_Record extracts_:
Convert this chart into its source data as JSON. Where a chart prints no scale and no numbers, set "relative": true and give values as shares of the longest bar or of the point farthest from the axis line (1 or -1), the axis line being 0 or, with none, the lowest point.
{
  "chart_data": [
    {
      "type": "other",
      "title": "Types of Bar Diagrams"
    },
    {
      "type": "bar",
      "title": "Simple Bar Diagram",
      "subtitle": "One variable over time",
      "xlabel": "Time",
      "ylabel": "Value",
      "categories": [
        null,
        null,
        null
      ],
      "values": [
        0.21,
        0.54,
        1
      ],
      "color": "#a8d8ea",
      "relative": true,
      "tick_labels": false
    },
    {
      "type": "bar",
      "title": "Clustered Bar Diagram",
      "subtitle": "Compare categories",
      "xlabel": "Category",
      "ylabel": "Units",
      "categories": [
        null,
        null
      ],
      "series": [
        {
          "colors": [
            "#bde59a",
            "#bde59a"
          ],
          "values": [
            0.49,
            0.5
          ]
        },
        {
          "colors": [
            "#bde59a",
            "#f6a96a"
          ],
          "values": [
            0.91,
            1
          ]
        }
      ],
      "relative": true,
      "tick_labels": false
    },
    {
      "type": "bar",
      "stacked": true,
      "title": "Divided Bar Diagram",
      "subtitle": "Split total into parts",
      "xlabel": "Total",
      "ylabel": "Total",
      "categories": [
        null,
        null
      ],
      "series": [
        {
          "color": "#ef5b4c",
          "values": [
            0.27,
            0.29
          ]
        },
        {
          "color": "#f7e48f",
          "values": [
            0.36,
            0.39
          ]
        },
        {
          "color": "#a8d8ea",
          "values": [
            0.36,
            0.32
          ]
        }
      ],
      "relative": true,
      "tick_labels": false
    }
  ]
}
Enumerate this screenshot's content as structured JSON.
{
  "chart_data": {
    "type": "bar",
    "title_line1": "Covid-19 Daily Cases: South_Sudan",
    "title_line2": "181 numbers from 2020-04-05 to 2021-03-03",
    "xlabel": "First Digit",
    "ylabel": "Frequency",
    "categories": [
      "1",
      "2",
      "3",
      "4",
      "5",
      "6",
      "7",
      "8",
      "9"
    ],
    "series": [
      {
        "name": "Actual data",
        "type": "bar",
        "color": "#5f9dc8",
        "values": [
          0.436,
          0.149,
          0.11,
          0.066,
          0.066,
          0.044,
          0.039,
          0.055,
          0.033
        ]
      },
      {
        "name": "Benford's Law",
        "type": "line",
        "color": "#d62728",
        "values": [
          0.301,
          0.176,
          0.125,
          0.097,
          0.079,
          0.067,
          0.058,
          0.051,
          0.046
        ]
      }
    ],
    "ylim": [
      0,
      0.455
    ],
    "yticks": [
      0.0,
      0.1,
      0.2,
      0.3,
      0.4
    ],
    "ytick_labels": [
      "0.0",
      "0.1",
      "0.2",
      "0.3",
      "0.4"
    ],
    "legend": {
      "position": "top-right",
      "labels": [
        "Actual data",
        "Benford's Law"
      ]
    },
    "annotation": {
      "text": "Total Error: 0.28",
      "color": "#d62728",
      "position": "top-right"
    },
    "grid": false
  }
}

_Aim_:
Every record should be repeated exactly; please leave none out.

_Solution below_:
Convert this chart into its source data as JSON. Where a chart prints no scale and no numbers, set "relative": true and give values as shares of the longest bar or of the point farthest from the axis line (1 or -1), the axis line being 0 or, with none, the lowest point.
{
  "chart_data": [
    {
      "type": "other",
      "title": "Types of Bar Diagrams"
    },
    {
      "type": "bar",
      "title": "Simple Bar Diagram",
      "subtitle": "One variable over time",
      "xlabel": "Time",
      "ylabel": "Value",
      "categories": [
        null,
        null,
        null
      ],
      "values": [
        0.21,
        0.54,
        1
      ],
      "color": "#a8d8ea",
      "relative": true,
      "tick_labels": false
    },
    {
      "type": "bar",
      "title": "Clustered Bar Diagram",
      "subtitle": "Compare categories",
      "xlabel": "Category",
      "ylabel": "Units",
      "categories": [
        null,
        null
      ],
      "series": [
        {
          "colors": [
            "#bde59a",
            "#bde59a"
          ],
          "values": [
            0.49,
            0.5
          ]
        },
        {
          "colors": [
            "#bde59a",
            "#f6a96a"
          ],
          "values": [
            0.91,
            1
          ]
        }
      ],
      "relative": true,
      "tick_labels": false
    },
    {
      "type": "bar",
      "stacked": true,
      "title": "Divided Bar Diagram",
      "subtitle": "Split total into parts",
      "xlabel": "Total",
      "ylabel": "Total",
      "categories": [
        null,
        null
      ],
      "series": [
        {
          "color": "#ef5b4c",
          "values": [
            0.27,
            0.29
          ]
        },
        {
          "color": "#f7e48f",
          "values": [
            0.36,
            0.39
          ]
        },
        {
          "color": "#a8d8ea",
          "values": [
            0.36,
            0.32
          ]
        }
      ],
      "relative": true,
      "tick_labels": false
    }
  ]
}
Enumerate this screenshot's content as structured JSON.
{
  "chart_data": {
    "type": "bar",
    "title_line1": "Covid-19 Daily Cases: South_Sudan",
    "title_line2": "181 numbers from 2020-04-05 to 2021-03-03",
    "xlabel": "First Digit",
    "ylabel": "Frequency",
    "categories": [
      "1",
      "2",
      "3",
      "4",
      "5",
      "6",
      "7",
      "8",
      "9"
    ],
    "series": [
      {
        "name": "Actual data",
        "type": "bar",
        "color": "#5f9dc8",
        "values": [
          0.436,
          0.149,
          0.11,
          0.066,
          0.066,
          0.044,
          0.039,
          0.055,
          0.033
        ]
      },
      {
        "name": "Benford's Law",
        "type": "line",
        "color": "#d62728",
        "values": [
          0.301,
          0.176,
          0.125,
          0.097,
          0.079,
          0.067,
          0.058,
          0.051,
          0.046
        ]
      }
    ],
    "ylim": [
      0,
      0.455
    ],
    "yticks": [
      0.0,
      0.1,
      0.2,
      0.3,
      0.4
    ],
    "ytick_labels": [
      "0.0",
      "0.1",
      "0.2",
      "0.3",
      "0.4"
    ],
    "legend": {
      "position": "top-right",
      "labels": [
        "Actual data",
        "Benford's Law"
      ]
    },
    "annotation": {
      "text": "Total Error: 0.28",
      "color": "#d62728",
      "position": "top-right"
    },
    "grid": false
  }
}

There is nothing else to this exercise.